• _Work to be completed_:
Print every record below exactly as written.
──────── Material provided ────────
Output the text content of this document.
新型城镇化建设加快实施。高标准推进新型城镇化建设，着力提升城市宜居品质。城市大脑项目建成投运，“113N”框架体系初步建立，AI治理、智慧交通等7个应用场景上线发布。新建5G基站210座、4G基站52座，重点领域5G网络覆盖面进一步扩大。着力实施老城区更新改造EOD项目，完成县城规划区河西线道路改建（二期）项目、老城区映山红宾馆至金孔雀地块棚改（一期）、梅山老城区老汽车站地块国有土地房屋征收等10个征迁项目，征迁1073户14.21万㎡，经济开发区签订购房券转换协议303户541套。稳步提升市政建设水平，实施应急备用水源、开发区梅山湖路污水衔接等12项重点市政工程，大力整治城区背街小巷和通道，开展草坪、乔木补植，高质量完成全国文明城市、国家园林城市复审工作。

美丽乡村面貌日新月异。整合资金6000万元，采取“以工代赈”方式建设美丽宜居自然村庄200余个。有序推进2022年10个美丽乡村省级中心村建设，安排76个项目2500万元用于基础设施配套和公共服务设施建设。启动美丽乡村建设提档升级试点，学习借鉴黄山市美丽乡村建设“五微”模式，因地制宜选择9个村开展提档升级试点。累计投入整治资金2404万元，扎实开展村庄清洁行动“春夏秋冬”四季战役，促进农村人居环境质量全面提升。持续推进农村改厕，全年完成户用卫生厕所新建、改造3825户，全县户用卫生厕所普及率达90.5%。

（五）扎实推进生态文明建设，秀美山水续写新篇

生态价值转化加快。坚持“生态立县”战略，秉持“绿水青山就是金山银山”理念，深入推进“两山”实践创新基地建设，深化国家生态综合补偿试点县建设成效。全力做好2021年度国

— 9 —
────────
• _Complete response_:
Output the text content of this document.
新型城镇化建设加快实施。高标准推进新型城镇化建设，着力提升城市宜居品质。城市大脑项目建成投运，“113N”框架体系初步建立，AI治理、智慧交通等7个应用场景上线发布。新建5G基站210座、4G基站52座，重点领域5G网络覆盖面进一步扩大。着力实施老城区更新改造EOD项目，完成县城规划区河西线道路改建（二期）项目、老城区映山红宾馆至金孔雀地块棚改（一期）、梅山老城区老汽车站地块国有土地房屋征收等10个征迁项目，征迁1073户14.21万㎡，经济开发区签订购房券转换协议303户541套。稳步提升市政建设水平，实施应急备用水源、开发区梅山湖路污水衔接等12项重点市政工程，大力整治城区背街小巷和通道，开展草坪、乔木补植，高质量完成全国文明城市、国家园林城市复审工作。

美丽乡村面貌日新月异。整合资金6000万元，采取“以工代赈”方式建设美丽宜居自然村庄200余个。有序推进2022年10个美丽乡村省级中心村建设，安排76个项目2500万元用于基础设施配套和公共服务设施建设。启动美丽乡村建设提档升级试点，学习借鉴黄山市美丽乡村建设“五微”模式，因地制宜选择9个村开展提档升级试点。累计投入整治资金2404万元，扎实开展村庄清洁行动“春夏秋冬”四季战役，促进农村人居环境质量全面提升。持续推进农村改厕，全年完成户用卫生厕所新建、改造3825户，全县户用卫生厕所普及率达90.5%。

（五）扎实推进生态文明建设，秀美山水续写新篇

生态价值转化加快。坚持“生态立县”战略，秉持“绿水青山就是金山银山”理念，深入推进“两山”实践创新基地建设，深化国家生态综合补偿试点县建设成效。全力做好2021年度国

— 9 —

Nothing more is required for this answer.